[Stored records]

= = = = =

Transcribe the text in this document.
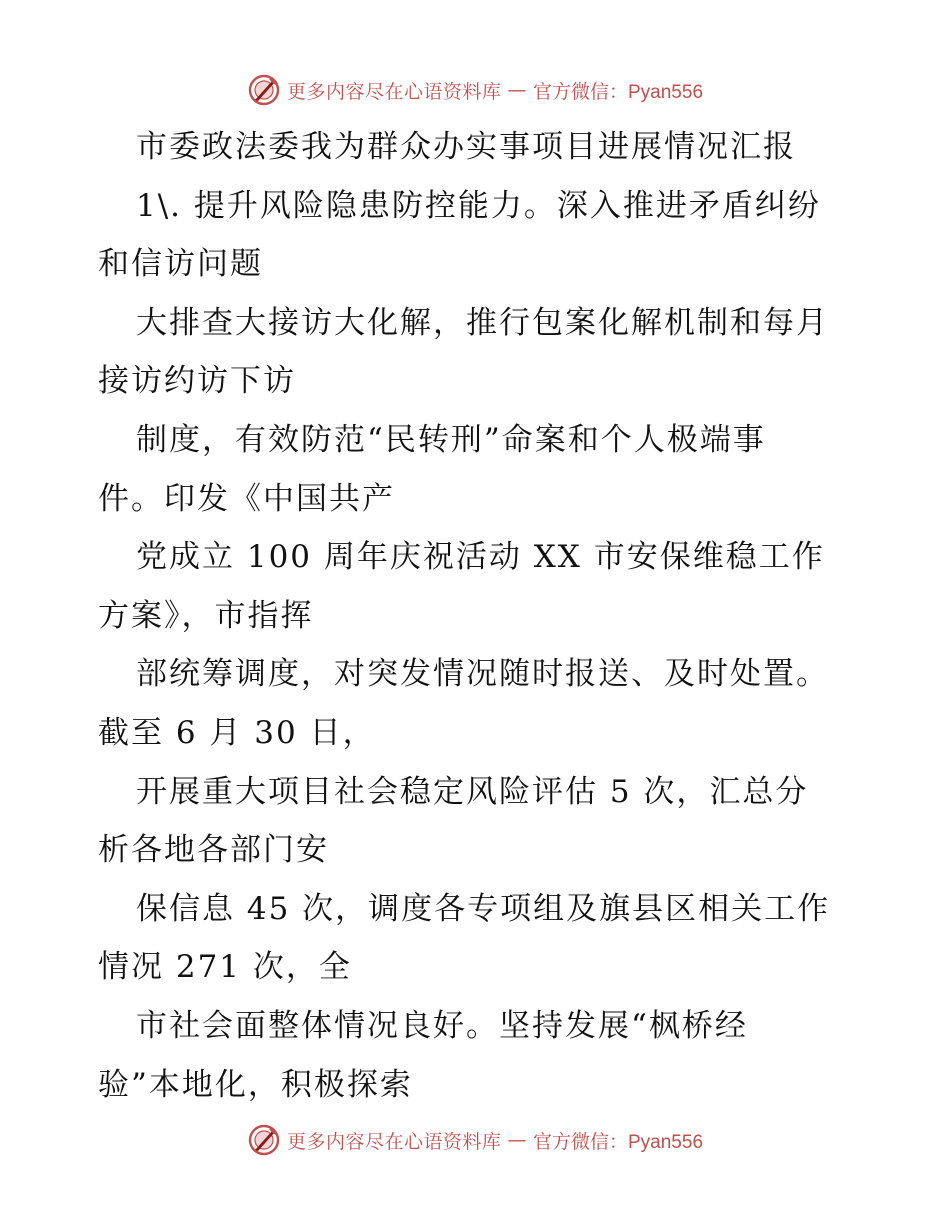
更多内容尽在心语资料库 — 官方微信：Pyan556
市委政法委我为群众办实事项目进展情况汇报
1\. 提升风险隐患防控能力。深入推进矛盾纠纷
和信访问题
大排查大接访大化解，推行包案化解机制和每月
接访约访下访
制度，有效防范“民转刑”命案和个人极端事
件。印发《中国共产
党成立 100 周年庆祝活动 XX 市安保维稳工作
方案》，市指挥
部统筹调度，对突发情况随时报送、及时处置。
截至 6 月 30 日，
开展重大项目社会稳定风险评估 5 次，汇总分
析各地各部门安
保信息 45 次，调度各专项组及旗县区相关工作
情况 271 次，全
市社会面整体情况良好。坚持发展“枫桥经
验”本地化，积极探索
更多内容尽在心语资料库 — 官方微信：Pyan556
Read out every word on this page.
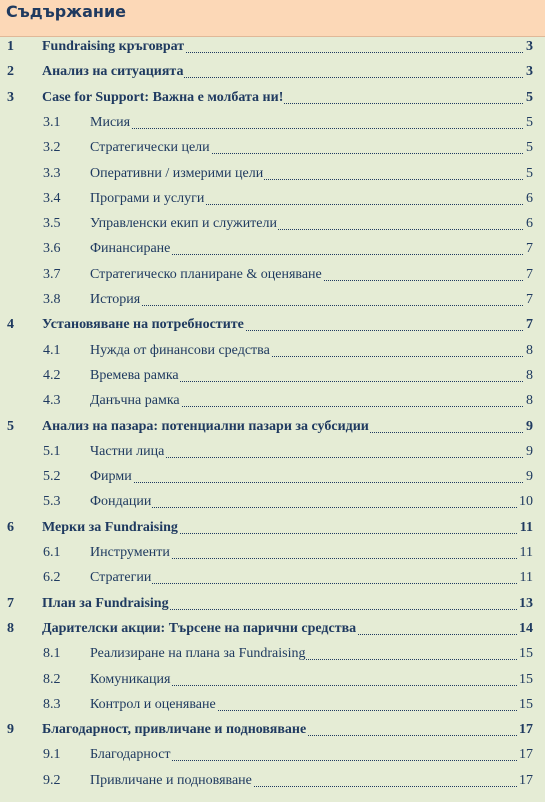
Съдържание
1 Fundraising кръговрат	3
2 Анализ на ситуацията	3
3 Case for Support: Важна е молбата ни!	5
3.1 Мисия	5
3.2 Стратегически цели	5
3.3 Оперативни / измерими цели	5
3.4 Програми и услуги	6
3.5 Управленски екип и служители	6
3.6 Финансиране	7
3.7 Стратегическо планиране & оценяване	7
3.8 История	7
4 Установяване на потребностите	7
4.1 Нужда от финансови средства	8
4.2 Времева рамка	8
4.3 Данъчна рамка	8
5 Анализ на пазара: потенциални пазари за субсидии	9
5.1 Частни лица	9
5.2 Фирми	9
5.3 Фондации	10
6 Мерки за Fundraising	11
6.1 Инструменти	11
6.2 Стратегии	11
7 План за Fundraising	13
8 Дарителски акции: Търсене на парични средства	14
8.1 Реализиране на плана за Fundraising	15
8.2 Комуникация	15
8.3 Контрол и оценяване	15
9 Благодарност, привличане и подновяване	17
9.1 Благодарност	17
9.2 Привличане и подновяване	17
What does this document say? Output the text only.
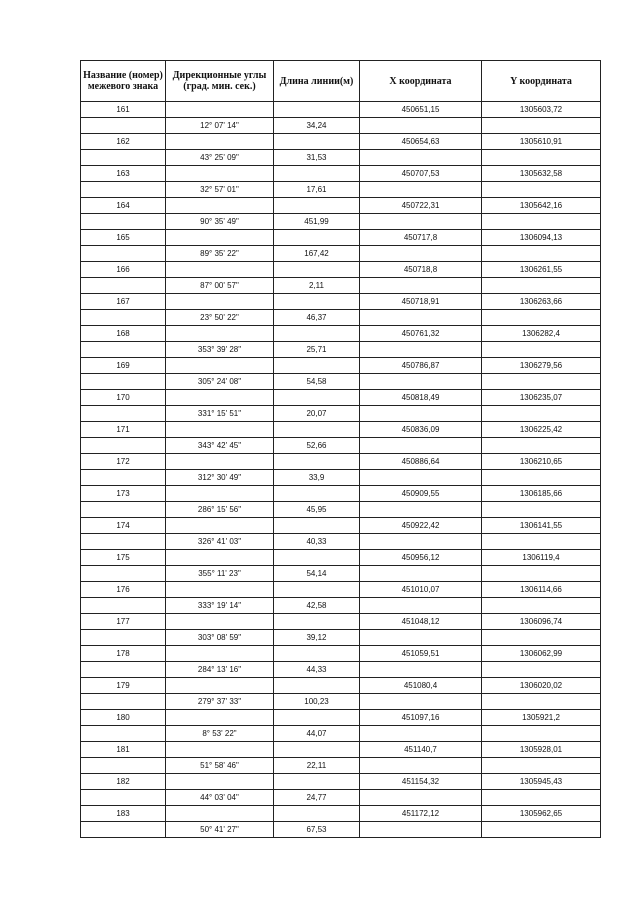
Название (номер) межевого знака	Дирекционные углы (град. мин. сек.)	Длина линии(м)	X координата	Y координата
161			450651,15	1305603,72
	12° 07' 14"	34,24		
162			450654,63	1305610,91
	43° 25' 09"	31,53		
163			450707,53	1305632,58
	32° 57' 01"	17,61		
164			450722,31	1305642,16
	90° 35' 49"	451,99		
165			450717,8	1306094,13
	89° 35' 22"	167,42		
166			450718,8	1306261,55
	87° 00' 57"	2,11		
167			450718,91	1306263,66
	23° 50' 22"	46,37		
168			450761,32	1306282,4
	353° 39' 28"	25,71		
169			450786,87	1306279,56
	305° 24' 08"	54,58		
170			450818,49	1306235,07
	331° 15' 51"	20,07		
171			450836,09	1306225,42
	343° 42' 45"	52,66		
172			450886,64	1306210,65
	312° 30' 49"	33,9		
173			450909,55	1306185,66
	286° 15' 56"	45,95		
174			450922,42	1306141,55
	326° 41' 03"	40,33		
175			450956,12	1306119,4
	355° 11' 23"	54,14		
176			451010,07	1306114,66
	333° 19' 14"	42,58		
177			451048,12	1306096,74
	303° 08' 59"	39,12		
178			451059,51	1306062,99
	284° 13' 16"	44,33		
179			451080,4	1306020,02
	279° 37' 33"	100,23		
180			451097,16	1305921,2
	8° 53' 22"	44,07		
181			451140,7	1305928,01
	51° 58' 46"	22,11		
182			451154,32	1305945,43
	44° 03' 04"	24,77		
183			451172,12	1305962,65
	50° 41' 27"	67,53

= = = = =

▶ _EXERCISE_:
For each line of the entries that includes "document", show that line.

▶ _ANSWER BELOW_:
Transcribe the text in this document.
What does this document say? Output the text only.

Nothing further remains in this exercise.